**Source passage**
Is escaping < and> sufficient to block XSS attacks

2020-05-26 04:49发布

问题:

I'm sure that the answer to this question is No, but I can't seem to find a way that simply transforming < and > to &lt; and &gt; doesn't completely block reflected and persistent XSS.

I'm not talking about CSRF.

If this doesn't block XSS, can you provide an example of how to bypass this defence?

回答1:

When using an untrusted string in an attribute (quoted with ") you need to escape " as &quot.

Otherwise you could easily inject javascript. For example, <a href="{{str}}"> with str being, for example, " onmouseover='something-evil'".



回答2:

Not all XSS attacks include < or > at all, depending on where the data is being inserted.

https://www.owasp.org/index.php/XSS_(Cross_Site_Scripting)_Prevention_Cheat_Sheet#Why_Can.27t_I_Just_HTML_Entity_Encode_Untrusted_Data.3F



回答3:

No. Here are a couple of examples where escaping <, >, ', " and & is not enough:

Example 1:

<a href="{{myUrl}}">

XSS Attack:

myUrl = "javascript:alert(1)"

Example 2:

<script>var page = {{myVar}};</script>

XSS Attack:

myVar = "1;alert(1)"

**Directions for this task**
Continue the Q&A page on whether escaping < and > stops XSS, starting right after its last line.

[Data drawn from a collection]
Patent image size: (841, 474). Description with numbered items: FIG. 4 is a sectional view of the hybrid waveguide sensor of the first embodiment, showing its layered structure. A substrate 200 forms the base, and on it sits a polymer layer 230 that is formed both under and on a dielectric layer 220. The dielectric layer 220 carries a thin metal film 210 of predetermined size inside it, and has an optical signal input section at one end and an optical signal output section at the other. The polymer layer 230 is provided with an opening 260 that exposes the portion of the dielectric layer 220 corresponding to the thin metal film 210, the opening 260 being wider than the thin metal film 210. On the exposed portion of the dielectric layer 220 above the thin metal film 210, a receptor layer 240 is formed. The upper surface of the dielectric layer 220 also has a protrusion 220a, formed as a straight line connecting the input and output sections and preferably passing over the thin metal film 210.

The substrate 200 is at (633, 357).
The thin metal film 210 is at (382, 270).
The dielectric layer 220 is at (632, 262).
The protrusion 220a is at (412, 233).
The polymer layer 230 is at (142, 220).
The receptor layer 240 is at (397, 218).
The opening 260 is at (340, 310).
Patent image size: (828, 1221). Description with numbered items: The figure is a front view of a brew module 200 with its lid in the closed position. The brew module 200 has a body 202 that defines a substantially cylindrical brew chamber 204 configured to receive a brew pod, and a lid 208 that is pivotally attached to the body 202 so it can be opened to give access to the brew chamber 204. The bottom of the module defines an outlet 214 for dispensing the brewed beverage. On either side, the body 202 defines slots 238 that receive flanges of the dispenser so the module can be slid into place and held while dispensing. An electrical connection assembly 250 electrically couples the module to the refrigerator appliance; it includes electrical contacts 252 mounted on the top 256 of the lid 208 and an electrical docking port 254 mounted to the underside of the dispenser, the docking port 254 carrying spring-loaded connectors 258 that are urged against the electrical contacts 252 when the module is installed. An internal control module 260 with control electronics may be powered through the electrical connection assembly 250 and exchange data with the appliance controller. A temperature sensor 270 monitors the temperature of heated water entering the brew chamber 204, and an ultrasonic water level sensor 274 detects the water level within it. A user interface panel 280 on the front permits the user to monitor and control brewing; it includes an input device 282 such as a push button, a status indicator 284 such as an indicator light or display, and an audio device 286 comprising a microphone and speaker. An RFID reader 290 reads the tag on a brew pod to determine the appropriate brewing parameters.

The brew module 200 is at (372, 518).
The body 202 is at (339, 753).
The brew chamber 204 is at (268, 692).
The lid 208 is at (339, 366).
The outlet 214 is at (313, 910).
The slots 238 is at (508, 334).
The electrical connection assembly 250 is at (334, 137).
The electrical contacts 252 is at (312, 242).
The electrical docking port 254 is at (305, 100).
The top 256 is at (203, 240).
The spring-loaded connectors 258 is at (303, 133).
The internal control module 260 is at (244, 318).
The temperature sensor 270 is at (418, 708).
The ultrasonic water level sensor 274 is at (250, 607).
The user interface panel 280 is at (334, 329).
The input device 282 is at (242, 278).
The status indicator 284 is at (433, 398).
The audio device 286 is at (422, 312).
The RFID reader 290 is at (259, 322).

**Task answer**
See https://www.owasp.org/index.php/XSS_(Cross_Site_Scripting)_Prevention_Cheat_Sheet for ways of preventing these attacks.



回答4:

No, it's not sufficient. Remember that XSS isn't just about untrusted data in HTML, you'll also find it in JavaScript and CSS. Think about a situation such as "var myVar = [input];" There are all sorts of malicious things you can do with that [input] value without going anywhere near angle brackets. There's many more examples over in the XSS cheat sheet: http://ha.ckers.org/xss.html

You've mentioned ASP.NET in the tag; what you want to be looking at is the [AntiXSS library][1]. Grab this and use the appropriate output encoding:

Encoder.CssEncode()
Encoder.HtmlEncode()
Encoder.HtmlAttributeEncode()
Encoder.JavaScriptEncode()

etc. etc. There's absolutely no reason to try and do your own character substitution in .NET.